Supplied records
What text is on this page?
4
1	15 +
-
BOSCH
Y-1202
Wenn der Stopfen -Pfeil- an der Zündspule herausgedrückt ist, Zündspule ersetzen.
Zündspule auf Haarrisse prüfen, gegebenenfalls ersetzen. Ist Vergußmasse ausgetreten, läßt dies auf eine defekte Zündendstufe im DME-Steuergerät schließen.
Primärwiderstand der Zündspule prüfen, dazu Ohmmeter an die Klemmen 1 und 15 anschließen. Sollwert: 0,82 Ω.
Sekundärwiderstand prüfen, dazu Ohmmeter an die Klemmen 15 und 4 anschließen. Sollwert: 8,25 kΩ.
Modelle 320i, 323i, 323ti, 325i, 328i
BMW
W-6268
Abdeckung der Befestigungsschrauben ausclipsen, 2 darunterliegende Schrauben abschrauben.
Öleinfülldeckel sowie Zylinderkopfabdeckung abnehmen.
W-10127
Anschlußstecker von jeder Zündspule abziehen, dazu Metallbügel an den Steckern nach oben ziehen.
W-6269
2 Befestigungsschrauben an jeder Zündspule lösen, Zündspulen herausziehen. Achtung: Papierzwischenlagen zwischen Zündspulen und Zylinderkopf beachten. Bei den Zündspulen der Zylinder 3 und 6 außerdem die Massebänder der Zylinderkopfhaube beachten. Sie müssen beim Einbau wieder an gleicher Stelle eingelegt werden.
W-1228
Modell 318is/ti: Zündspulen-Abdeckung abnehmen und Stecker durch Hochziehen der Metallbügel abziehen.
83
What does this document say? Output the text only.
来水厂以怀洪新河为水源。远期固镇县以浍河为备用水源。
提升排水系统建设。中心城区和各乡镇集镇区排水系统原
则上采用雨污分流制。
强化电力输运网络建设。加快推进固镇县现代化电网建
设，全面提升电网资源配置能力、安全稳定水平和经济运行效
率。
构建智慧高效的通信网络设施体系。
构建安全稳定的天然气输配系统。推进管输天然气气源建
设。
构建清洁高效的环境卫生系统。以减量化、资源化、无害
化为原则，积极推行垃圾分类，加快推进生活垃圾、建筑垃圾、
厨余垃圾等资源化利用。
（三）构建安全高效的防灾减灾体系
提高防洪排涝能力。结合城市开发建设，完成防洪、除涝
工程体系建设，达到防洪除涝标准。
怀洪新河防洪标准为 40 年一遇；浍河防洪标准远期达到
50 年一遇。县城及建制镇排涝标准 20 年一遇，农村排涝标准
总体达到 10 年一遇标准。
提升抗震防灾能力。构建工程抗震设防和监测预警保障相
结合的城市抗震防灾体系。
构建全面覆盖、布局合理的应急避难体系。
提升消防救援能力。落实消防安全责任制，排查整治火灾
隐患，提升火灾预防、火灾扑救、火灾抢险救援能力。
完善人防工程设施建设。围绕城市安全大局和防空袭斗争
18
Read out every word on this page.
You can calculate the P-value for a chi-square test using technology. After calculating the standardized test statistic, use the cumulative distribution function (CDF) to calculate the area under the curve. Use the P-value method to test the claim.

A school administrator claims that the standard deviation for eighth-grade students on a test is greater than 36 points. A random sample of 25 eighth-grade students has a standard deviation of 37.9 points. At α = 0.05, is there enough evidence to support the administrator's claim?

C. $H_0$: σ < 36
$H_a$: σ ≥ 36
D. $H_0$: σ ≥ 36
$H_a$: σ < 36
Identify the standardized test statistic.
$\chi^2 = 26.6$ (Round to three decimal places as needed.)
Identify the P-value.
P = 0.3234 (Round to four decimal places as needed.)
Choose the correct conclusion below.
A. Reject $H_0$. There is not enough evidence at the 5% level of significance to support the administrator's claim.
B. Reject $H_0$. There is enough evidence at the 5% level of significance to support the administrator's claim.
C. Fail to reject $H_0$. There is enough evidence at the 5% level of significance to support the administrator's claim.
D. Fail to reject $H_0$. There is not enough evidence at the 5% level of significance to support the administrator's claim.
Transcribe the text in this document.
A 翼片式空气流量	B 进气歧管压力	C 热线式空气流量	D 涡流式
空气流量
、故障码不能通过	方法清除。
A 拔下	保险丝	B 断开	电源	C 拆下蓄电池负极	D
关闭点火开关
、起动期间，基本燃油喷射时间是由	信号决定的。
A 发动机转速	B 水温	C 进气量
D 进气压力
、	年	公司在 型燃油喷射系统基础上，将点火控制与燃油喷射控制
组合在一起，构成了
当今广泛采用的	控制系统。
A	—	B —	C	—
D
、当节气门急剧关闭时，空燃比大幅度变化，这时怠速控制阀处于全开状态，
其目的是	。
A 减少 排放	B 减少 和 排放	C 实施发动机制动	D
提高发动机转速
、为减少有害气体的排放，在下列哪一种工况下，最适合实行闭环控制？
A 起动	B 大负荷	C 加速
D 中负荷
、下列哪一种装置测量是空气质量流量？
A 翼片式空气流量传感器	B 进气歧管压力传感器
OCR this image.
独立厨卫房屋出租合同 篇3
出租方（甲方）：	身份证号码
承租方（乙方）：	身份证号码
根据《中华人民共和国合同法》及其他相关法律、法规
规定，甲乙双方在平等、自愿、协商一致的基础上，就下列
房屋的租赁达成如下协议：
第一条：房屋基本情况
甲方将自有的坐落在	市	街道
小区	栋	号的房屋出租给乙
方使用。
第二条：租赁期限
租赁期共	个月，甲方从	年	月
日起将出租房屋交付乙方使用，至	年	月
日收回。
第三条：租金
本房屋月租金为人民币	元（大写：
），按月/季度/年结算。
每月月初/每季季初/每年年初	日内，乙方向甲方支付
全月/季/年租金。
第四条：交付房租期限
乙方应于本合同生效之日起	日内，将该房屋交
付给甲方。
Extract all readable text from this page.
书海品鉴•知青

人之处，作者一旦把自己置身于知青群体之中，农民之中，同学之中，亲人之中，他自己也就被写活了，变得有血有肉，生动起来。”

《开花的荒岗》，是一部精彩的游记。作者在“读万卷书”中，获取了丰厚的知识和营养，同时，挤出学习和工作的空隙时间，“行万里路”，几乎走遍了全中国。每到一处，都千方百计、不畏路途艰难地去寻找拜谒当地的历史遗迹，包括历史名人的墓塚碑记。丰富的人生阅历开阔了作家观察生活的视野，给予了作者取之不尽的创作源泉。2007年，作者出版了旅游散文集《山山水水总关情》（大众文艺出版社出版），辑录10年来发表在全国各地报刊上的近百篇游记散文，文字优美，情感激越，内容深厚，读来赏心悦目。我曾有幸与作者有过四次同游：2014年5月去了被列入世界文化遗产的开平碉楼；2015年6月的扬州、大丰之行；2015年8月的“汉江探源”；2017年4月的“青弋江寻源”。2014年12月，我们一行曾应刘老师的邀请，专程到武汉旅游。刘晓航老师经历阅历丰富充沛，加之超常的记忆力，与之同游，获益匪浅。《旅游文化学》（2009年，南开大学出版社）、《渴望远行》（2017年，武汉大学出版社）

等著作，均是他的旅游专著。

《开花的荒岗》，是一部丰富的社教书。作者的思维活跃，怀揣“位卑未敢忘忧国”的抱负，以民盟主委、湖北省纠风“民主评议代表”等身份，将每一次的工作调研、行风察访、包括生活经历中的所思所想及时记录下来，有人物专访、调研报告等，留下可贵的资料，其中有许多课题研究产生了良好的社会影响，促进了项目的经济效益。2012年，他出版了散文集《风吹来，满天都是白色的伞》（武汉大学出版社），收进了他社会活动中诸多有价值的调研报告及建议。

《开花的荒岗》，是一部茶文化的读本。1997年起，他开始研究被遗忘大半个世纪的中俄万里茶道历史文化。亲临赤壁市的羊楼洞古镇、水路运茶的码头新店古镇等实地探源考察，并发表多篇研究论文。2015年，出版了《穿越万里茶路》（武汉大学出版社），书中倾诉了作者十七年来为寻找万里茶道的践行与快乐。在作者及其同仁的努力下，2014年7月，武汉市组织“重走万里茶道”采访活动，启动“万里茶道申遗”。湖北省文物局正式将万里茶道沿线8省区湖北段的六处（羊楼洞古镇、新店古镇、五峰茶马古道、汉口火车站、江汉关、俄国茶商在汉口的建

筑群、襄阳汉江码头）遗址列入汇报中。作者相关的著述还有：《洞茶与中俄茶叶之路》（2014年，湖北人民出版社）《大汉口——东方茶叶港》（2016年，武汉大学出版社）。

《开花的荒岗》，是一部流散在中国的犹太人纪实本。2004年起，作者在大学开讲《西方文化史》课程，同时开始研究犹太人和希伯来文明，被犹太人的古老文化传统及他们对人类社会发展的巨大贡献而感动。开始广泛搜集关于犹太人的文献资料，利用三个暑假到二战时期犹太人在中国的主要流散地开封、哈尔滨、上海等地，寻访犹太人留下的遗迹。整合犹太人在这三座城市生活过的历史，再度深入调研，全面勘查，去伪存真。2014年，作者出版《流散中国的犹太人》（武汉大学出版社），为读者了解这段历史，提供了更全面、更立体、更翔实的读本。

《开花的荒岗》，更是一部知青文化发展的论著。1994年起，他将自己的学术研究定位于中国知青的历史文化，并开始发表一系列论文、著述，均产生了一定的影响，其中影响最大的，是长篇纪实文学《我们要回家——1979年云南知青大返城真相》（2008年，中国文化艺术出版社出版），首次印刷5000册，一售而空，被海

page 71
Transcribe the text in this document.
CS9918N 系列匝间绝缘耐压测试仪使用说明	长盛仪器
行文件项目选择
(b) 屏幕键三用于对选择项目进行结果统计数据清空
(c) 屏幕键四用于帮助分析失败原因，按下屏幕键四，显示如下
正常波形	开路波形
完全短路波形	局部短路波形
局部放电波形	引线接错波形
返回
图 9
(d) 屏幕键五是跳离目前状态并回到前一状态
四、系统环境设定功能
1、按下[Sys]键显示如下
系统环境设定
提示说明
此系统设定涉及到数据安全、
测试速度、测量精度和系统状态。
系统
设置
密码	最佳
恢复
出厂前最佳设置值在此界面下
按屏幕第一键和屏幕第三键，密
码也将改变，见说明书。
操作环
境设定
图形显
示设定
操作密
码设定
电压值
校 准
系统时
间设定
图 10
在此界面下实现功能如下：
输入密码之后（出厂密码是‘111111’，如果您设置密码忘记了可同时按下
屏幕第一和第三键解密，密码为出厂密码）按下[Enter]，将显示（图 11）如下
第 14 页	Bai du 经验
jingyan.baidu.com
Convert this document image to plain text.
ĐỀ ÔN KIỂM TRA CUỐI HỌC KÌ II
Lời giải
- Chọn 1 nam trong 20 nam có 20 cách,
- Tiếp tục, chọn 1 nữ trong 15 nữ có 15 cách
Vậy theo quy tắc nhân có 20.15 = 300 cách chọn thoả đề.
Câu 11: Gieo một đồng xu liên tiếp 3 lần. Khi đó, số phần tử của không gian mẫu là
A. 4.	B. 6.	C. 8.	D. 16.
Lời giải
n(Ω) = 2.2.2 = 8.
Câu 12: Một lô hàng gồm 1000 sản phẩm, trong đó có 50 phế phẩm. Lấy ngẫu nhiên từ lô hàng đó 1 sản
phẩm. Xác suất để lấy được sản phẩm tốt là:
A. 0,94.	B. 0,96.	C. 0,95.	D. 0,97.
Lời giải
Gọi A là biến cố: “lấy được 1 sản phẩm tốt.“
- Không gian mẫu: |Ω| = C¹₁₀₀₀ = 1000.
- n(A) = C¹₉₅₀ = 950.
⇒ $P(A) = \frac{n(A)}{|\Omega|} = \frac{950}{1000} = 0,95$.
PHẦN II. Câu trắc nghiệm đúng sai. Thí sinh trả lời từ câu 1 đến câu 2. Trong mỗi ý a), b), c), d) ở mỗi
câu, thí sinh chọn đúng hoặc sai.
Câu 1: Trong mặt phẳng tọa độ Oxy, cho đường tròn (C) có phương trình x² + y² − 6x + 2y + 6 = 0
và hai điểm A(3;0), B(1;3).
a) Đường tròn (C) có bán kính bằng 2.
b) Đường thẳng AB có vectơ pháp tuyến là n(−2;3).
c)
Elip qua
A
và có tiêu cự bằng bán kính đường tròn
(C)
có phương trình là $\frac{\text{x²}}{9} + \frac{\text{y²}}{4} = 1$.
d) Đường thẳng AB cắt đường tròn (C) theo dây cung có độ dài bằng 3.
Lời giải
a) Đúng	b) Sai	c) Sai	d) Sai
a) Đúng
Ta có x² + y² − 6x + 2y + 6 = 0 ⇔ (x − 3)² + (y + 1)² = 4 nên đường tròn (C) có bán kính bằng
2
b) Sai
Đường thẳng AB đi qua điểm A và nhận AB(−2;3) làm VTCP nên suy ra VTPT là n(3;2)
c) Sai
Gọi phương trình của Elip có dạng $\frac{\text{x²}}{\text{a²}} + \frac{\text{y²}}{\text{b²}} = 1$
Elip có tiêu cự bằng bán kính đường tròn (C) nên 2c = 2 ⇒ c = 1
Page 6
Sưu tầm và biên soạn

Task details
Pull out all lines from the entries above that include the word "trình".

Solution for this exercise
Câu 1: Trong mặt phẳng tọa độ Oxy, cho đường tròn (C) có phương trình x² + y² − 6x + 2y + 6 = 0
có phương trình là $\frac{\text{x²}}{9} + \frac{\text{y²}}{4} = 1$.
Gọi phương trình của Elip có dạng $\frac{\text{x²}}{\text{a²}} + \frac{\text{y²}}{\text{b²}} = 1$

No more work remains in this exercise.